**PASSAGE GIVEN:**
>> start

Finally, shortly before five in the afternoon on March 7, 1835, Thomas Rawson Taylor fell asleep at his home in Bradford and around nine in the evening he died at the young age of 27. After his death, his hymns and po­ems were pub­lished post­hu­mous­ly in Mem­oirs and Se­lect Re­mains, by W. S. Mat­thews (Lon­don: Wes­ley & Davis, 1836). Six of his hymns were once reasonably popular, but only this one has survived and is commonly used today. Sometimes the hymn has a tune from 1872 (St. Edmund-Sullivan), in most books associated with Lucy Larcom's "Draw Thou, My Soul, O Christ", which was composed by Arthur Seymour Sullivan (1842-1900).

"I'm but a stranger here, heav'n is my home; earth is a desert drear, heav'n is my home. Danger and sorrow stand round me on every hand; heav'n is my fatherland, heav'n is my home.
What though the tempest rage, heav'n is my home; short is my pilgrimage, heav'n is my home; time's cold and wild wintry blast soon shall be over past; I shall reach home at last, heav'n is my home.
There at my Savior's side heav'n is my home; I shall be glorified, heav'n is my home. There are the good and blest, those I loved most and best; there, too, I soon shall rest, heav'n is my home.
Therefore I murmur not, heav'n is my home; whate'er my earthly lot, heav'n is my home; and I shall surely stand there at my Lord's right hand. Heav'n is my fatherland, heav'n is my home".
Memoirs and Select Remains of the Rev. Thomas Rawson Taylor by W. S. Mat­thews (Lon­don: Wes­ley & Davis, 1836). Page 242-243.

Without a doubt, "Heaven is my home (l'm But A Stranger Here)," written by Thomas Rawson Taylor, reminds us that we are like pilgrims, strangers here on earth and therefore our home is somewhere else.

Because this world is not our home, we can have peace in times of difficulty and instead of getting entangled in earthly matters, we have a greater goal to strive for. The end result of this effort is that we will win the prize when our pilgrimage is over. Rather, our ultimate goal is to be at the right hand of the Lord Jesus, who is now enthroned at the right hand of God and promises that we will be at his side forever.

>> end

**SHORT EXERCISE 1:**
According to the passage about the hymn, why can we have peace in times of difficulty? Answer in one to three sentences.

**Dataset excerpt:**
>> start

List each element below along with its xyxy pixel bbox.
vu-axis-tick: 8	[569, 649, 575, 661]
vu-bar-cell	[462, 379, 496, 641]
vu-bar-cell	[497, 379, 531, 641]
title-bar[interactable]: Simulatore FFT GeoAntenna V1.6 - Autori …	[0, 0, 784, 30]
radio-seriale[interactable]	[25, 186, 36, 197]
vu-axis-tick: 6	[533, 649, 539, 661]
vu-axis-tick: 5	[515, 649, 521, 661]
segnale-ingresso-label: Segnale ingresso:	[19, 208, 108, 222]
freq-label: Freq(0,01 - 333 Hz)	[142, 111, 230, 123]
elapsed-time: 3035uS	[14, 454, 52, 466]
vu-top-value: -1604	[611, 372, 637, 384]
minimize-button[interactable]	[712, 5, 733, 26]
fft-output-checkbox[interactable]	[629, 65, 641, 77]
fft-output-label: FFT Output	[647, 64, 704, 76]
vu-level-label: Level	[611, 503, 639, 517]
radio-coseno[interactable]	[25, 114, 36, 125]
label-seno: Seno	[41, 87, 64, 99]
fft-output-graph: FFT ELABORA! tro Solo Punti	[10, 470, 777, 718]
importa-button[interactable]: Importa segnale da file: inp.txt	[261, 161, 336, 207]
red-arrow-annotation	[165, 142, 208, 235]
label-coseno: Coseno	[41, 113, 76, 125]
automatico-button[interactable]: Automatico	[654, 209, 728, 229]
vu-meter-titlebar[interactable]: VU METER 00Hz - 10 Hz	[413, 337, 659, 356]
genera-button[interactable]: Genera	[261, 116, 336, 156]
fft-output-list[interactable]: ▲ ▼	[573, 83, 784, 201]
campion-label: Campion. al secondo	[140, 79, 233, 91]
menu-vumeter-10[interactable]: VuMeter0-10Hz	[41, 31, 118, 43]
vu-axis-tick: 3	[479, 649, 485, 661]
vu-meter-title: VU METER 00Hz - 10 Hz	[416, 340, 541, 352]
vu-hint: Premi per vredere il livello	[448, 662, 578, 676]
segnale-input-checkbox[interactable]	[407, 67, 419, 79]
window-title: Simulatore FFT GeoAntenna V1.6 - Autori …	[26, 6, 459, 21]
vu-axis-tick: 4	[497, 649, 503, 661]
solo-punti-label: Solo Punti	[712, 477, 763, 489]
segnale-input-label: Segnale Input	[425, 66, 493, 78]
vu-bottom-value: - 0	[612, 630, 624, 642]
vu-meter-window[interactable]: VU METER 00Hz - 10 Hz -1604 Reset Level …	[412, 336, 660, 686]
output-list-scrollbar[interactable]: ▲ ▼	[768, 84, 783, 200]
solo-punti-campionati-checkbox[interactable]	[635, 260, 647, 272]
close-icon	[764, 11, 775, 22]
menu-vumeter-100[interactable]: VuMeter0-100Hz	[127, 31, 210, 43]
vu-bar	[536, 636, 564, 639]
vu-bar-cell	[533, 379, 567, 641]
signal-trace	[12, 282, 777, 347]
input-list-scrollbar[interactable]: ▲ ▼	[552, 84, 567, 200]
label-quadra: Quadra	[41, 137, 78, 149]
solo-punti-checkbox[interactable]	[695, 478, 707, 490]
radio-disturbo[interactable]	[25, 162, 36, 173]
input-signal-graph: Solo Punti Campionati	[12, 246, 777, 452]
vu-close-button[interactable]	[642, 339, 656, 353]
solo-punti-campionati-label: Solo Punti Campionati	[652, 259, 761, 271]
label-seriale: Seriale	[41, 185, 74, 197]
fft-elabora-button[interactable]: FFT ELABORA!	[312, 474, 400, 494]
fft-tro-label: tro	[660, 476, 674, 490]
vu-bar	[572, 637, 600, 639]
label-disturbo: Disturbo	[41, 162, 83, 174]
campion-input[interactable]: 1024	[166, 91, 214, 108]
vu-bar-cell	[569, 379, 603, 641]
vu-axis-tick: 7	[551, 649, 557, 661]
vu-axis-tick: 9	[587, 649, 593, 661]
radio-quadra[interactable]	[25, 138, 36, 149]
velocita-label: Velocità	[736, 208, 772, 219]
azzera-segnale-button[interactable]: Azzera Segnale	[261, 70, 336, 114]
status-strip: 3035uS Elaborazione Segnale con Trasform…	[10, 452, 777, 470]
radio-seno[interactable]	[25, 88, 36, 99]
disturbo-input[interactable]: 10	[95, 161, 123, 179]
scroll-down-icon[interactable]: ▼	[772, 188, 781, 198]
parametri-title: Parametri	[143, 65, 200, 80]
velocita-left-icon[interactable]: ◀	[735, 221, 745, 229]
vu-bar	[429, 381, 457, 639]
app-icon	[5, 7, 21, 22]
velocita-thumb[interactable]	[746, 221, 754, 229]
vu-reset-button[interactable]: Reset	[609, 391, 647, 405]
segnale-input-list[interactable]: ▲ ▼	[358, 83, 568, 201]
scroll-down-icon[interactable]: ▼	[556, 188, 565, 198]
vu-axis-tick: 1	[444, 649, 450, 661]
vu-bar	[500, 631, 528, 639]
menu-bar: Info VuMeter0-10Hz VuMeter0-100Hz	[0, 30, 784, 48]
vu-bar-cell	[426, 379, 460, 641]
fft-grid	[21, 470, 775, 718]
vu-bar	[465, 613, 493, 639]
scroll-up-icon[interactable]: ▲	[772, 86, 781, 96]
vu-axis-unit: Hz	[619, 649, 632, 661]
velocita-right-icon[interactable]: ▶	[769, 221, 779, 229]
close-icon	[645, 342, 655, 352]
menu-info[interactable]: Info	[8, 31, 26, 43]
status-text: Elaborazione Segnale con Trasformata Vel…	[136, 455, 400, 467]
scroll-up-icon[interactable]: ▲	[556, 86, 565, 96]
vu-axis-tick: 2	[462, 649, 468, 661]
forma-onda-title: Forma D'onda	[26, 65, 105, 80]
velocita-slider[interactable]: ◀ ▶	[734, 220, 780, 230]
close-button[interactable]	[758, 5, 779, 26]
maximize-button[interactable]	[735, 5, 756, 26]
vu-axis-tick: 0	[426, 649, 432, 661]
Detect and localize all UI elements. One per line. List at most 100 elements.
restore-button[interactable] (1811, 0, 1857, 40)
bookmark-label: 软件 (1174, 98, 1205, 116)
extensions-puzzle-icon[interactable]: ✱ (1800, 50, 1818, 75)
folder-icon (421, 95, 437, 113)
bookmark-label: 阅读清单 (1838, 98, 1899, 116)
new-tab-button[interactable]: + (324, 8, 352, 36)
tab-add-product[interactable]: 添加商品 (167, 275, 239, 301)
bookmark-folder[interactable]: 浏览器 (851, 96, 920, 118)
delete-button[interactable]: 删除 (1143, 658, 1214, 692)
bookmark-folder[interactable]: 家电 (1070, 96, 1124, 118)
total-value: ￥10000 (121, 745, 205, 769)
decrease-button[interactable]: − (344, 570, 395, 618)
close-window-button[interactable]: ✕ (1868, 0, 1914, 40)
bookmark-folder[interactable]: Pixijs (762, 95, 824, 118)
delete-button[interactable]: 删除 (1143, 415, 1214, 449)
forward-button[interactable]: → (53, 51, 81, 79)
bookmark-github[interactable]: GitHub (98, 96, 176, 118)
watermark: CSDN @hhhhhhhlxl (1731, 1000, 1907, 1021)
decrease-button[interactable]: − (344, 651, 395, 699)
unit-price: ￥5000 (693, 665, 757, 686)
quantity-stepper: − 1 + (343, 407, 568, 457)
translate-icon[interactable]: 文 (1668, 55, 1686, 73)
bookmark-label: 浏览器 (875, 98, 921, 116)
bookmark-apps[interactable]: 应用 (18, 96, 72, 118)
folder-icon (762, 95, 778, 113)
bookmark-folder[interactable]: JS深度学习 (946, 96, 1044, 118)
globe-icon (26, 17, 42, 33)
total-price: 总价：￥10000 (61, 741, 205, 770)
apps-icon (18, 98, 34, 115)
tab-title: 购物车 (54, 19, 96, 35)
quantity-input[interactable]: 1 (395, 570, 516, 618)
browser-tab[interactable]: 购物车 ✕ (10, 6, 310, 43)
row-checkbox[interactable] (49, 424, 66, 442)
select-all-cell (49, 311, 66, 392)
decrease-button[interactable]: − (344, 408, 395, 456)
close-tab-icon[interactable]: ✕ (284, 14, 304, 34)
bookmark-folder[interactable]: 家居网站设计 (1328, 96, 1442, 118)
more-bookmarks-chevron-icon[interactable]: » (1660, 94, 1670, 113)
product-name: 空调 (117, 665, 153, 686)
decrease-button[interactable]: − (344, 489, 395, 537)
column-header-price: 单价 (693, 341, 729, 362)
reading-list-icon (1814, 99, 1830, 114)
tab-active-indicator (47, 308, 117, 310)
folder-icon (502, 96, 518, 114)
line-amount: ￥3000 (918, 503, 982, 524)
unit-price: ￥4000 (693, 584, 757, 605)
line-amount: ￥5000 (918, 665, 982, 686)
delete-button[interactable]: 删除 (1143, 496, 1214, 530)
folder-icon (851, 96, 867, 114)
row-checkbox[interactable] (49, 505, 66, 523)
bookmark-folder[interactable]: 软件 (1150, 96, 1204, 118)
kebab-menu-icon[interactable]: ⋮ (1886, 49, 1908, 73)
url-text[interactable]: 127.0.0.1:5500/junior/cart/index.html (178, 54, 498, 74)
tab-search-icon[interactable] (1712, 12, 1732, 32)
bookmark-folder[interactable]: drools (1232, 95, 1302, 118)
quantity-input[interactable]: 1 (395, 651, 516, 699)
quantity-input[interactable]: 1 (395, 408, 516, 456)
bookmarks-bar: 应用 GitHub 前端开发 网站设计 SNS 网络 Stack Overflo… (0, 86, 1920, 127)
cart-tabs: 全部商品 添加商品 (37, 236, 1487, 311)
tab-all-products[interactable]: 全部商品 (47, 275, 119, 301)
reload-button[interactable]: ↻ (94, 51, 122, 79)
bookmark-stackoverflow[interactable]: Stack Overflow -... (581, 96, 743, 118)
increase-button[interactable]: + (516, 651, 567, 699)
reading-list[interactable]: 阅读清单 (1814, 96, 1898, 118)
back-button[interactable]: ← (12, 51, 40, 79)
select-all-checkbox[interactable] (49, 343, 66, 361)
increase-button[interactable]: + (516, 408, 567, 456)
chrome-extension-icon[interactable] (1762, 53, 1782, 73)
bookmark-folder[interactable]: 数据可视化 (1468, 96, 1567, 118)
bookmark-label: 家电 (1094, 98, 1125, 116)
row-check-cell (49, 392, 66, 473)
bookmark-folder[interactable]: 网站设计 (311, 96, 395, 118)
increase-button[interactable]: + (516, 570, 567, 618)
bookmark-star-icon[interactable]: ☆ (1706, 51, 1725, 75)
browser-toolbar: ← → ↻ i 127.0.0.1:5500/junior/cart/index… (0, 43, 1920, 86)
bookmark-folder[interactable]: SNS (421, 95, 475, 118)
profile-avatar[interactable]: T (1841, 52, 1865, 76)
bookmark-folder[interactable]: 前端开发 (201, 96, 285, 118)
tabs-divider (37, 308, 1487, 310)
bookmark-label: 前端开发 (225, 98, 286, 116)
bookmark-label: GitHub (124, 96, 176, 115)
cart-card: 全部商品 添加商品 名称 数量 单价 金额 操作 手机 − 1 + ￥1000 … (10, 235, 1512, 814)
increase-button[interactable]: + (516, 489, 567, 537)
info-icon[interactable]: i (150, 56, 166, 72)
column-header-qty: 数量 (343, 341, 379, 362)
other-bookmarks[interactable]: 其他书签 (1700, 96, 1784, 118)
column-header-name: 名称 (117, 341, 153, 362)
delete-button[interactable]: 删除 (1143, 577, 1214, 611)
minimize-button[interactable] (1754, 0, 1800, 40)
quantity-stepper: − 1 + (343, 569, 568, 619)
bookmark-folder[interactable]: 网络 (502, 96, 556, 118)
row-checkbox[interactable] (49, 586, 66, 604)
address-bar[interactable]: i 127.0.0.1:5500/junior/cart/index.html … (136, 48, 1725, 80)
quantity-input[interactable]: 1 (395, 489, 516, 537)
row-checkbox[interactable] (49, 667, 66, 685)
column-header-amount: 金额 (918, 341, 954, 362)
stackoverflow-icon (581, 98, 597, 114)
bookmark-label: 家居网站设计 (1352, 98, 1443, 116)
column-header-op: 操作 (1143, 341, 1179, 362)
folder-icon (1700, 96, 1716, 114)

>> end

**SHORT EXERCISE 2:**
In the dataset excerpt rows, take the lines from the first one up to and including the line with "114, 36, 125]", swap "vu-axis-tick" for "vu-scale-tick", and write those lines out again with nothing else changed.

**TASK SOLUTION 1:**
We can have peace in times of difficulty because this world is not our home. Our home is somewhere else, and we have a greater goal to strive for instead of getting entangled in earthly matters.

**TASK SOLUTION 2:**
List each element below along with its xyxy pixel bbox.
vu-scale-tick: 8	[569, 649, 575, 661]
vu-bar-cell	[462, 379, 496, 641]
vu-bar-cell	[497, 379, 531, 641]
title-bar[interactable]: Simulatore FFT GeoAntenna V1.6 - Autori …	[0, 0, 784, 30]
radio-seriale[interactable]	[25, 186, 36, 197]
vu-scale-tick: 6	[533, 649, 539, 661]
vu-scale-tick: 5	[515, 649, 521, 661]
segnale-ingresso-label: Segnale ingresso:	[19, 208, 108, 222]
freq-label: Freq(0,01 - 333 Hz)	[142, 111, 230, 123]
elapsed-time: 3035uS	[14, 454, 52, 466]
vu-top-value: -1604	[611, 372, 637, 384]
minimize-button[interactable]	[712, 5, 733, 26]
fft-output-checkbox[interactable]	[629, 65, 641, 77]
fft-output-label: FFT Output	[647, 64, 704, 76]
vu-level-label: Level	[611, 503, 639, 517]
radio-coseno[interactable]	[25, 114, 36, 125]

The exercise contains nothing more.